What needs to be done -
Transcribe the records that follow, preserving every word.

(Records about charts and figures)
※ ※ ※
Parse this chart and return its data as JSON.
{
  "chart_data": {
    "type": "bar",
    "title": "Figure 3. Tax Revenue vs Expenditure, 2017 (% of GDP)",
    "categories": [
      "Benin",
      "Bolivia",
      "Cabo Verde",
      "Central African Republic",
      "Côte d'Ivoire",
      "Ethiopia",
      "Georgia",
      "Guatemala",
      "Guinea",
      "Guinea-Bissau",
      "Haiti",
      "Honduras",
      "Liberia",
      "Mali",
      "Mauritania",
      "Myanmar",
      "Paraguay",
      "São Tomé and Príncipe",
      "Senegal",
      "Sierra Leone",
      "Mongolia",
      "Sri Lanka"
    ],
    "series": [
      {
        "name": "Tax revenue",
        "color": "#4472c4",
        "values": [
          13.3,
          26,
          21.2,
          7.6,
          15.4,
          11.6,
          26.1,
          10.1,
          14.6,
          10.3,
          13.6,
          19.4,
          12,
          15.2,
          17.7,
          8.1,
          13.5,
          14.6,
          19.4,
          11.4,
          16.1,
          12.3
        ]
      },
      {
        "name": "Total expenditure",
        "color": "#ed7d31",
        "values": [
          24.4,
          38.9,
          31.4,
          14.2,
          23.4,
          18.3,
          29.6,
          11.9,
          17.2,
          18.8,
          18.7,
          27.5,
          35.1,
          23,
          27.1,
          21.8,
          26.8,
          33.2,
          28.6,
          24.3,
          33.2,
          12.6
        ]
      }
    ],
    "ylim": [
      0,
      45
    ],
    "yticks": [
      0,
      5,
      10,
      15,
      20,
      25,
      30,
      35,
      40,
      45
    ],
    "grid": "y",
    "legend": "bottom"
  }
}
※ ※ ※
Expected answer -
Parse this chart and return its data as JSON.
{
  "chart_data": {
    "type": "bar",
    "title": "Figure 3. Tax Revenue vs Expenditure, 2017 (% of GDP)",
    "categories": [
      "Benin",
      "Bolivia",
      "Cabo Verde",
      "Central African Republic",
      "Côte d'Ivoire",
      "Ethiopia",
      "Georgia",
      "Guatemala",
      "Guinea",
      "Guinea-Bissau",
      "Haiti",
      "Honduras",
      "Liberia",
      "Mali",
      "Mauritania",
      "Myanmar",
      "Paraguay",
      "São Tomé and Príncipe",
      "Senegal",
      "Sierra Leone",
      "Mongolia",
      "Sri Lanka"
    ],
    "series": [
      {
        "name": "Tax revenue",
        "color": "#4472c4",
        "values": [
          13.3,
          26,
          21.2,
          7.6,
          15.4,
          11.6,
          26.1,
          10.1,
          14.6,
          10.3,
          13.6,
          19.4,
          12,
          15.2,
          17.7,
          8.1,
          13.5,
          14.6,
          19.4,
          11.4,
          16.1,
          12.3
        ]
      },
      {
        "name": "Total expenditure",
        "color": "#ed7d31",
        "values": [
          24.4,
          38.9,
          31.4,
          14.2,
          23.4,
          18.3,
          29.6,
          11.9,
          17.2,
          18.8,
          18.7,
          27.5,
          35.1,
          23,
          27.1,
          21.8,
          26.8,
          33.2,
          28.6,
          24.3,
          33.2,
          12.6
        ]
      }
    ],
    "ylim": [
      0,
      45
    ],
    "yticks": [
      0,
      5,
      10,
      15,
      20,
      25,
      30,
      35,
      40,
      45
    ],
    "grid": "y",
    "legend": "bottom"
  }
}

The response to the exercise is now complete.